* **WHAT NEEDS TO BE DONE**:
Copy out each line featuring the string "BEDROOM" from the entries beneath.
********************
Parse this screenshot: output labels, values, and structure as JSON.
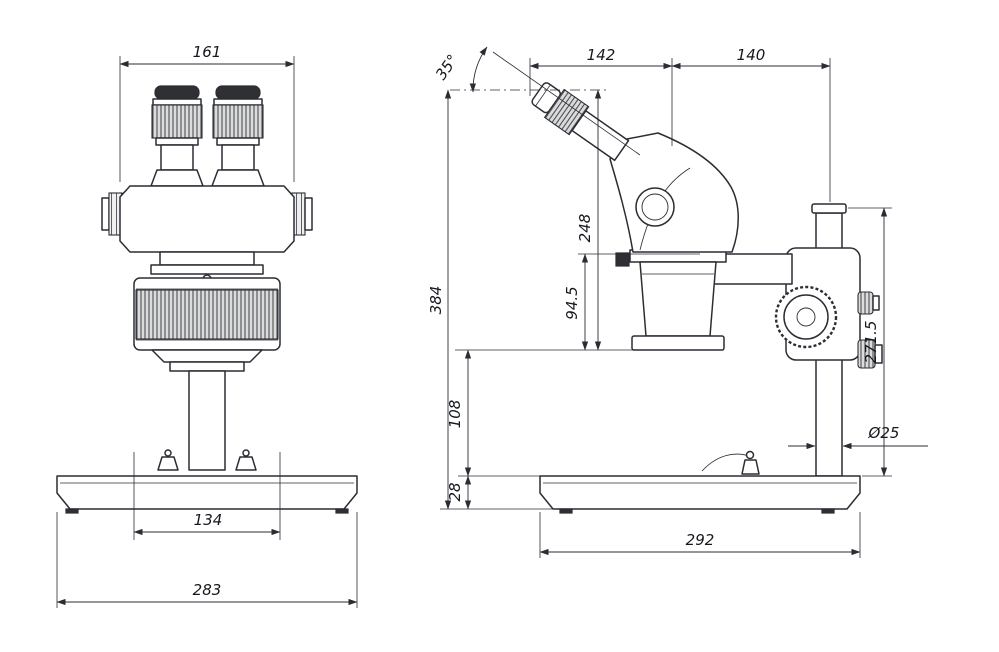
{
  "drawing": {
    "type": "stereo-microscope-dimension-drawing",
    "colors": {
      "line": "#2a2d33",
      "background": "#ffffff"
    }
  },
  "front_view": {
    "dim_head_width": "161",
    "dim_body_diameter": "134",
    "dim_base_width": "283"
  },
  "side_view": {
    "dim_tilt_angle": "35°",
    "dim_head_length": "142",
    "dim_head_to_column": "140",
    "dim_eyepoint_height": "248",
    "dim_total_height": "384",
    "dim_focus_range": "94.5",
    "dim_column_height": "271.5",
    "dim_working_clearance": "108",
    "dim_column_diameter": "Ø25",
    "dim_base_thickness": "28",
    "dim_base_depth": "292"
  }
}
********************
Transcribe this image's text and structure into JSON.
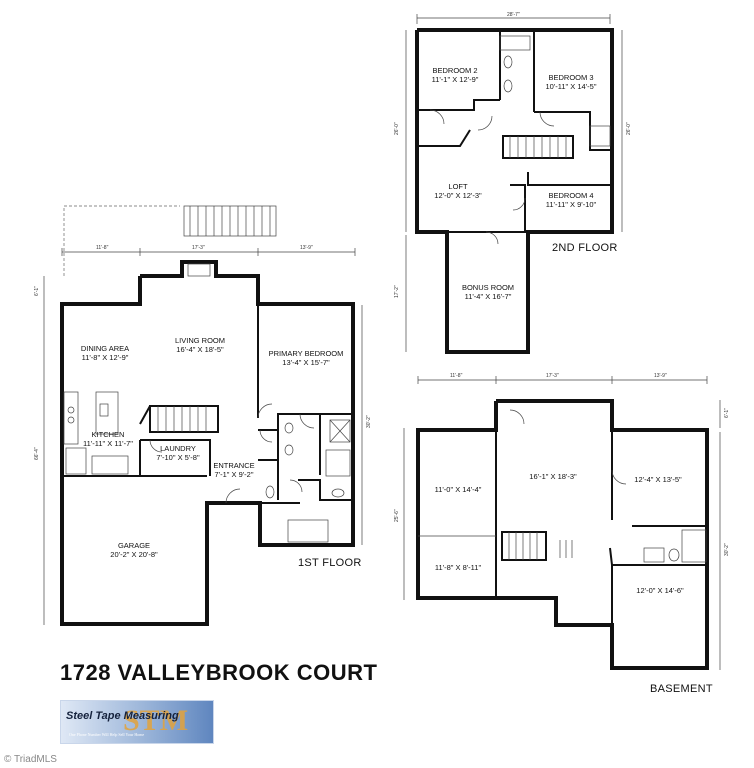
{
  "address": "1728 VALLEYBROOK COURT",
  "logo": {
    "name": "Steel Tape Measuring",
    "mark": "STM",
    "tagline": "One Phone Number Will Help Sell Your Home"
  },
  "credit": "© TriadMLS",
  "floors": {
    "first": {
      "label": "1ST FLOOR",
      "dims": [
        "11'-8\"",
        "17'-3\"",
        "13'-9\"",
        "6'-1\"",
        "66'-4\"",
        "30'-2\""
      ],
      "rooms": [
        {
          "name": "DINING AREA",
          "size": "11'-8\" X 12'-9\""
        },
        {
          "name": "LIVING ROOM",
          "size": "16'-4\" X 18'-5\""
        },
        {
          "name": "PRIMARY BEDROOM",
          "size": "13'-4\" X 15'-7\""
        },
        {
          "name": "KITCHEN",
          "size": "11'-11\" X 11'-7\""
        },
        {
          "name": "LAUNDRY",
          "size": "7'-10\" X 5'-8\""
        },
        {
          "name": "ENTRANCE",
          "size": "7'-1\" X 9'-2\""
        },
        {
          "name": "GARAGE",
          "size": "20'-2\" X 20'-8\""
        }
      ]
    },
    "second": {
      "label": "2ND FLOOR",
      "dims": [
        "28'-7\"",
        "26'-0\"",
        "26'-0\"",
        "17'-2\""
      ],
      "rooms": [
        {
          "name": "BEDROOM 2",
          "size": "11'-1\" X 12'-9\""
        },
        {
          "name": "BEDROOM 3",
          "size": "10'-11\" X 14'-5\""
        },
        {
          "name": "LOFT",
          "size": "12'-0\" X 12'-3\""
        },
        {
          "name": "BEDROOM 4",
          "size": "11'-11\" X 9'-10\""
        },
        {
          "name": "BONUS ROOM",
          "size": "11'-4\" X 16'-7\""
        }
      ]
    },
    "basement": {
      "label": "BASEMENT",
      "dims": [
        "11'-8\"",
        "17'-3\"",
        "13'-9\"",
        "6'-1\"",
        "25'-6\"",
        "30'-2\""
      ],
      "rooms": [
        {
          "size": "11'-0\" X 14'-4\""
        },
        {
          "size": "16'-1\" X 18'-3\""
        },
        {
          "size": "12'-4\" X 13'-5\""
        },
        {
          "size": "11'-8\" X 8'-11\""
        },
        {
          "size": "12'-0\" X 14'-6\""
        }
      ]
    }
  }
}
********************
* **PROBLEM SOLUTION**:
          "name": "PRIMARY BEDROOM",
          "name": "BEDROOM 2",
          "name": "BEDROOM 3",
          "name": "BEDROOM 4",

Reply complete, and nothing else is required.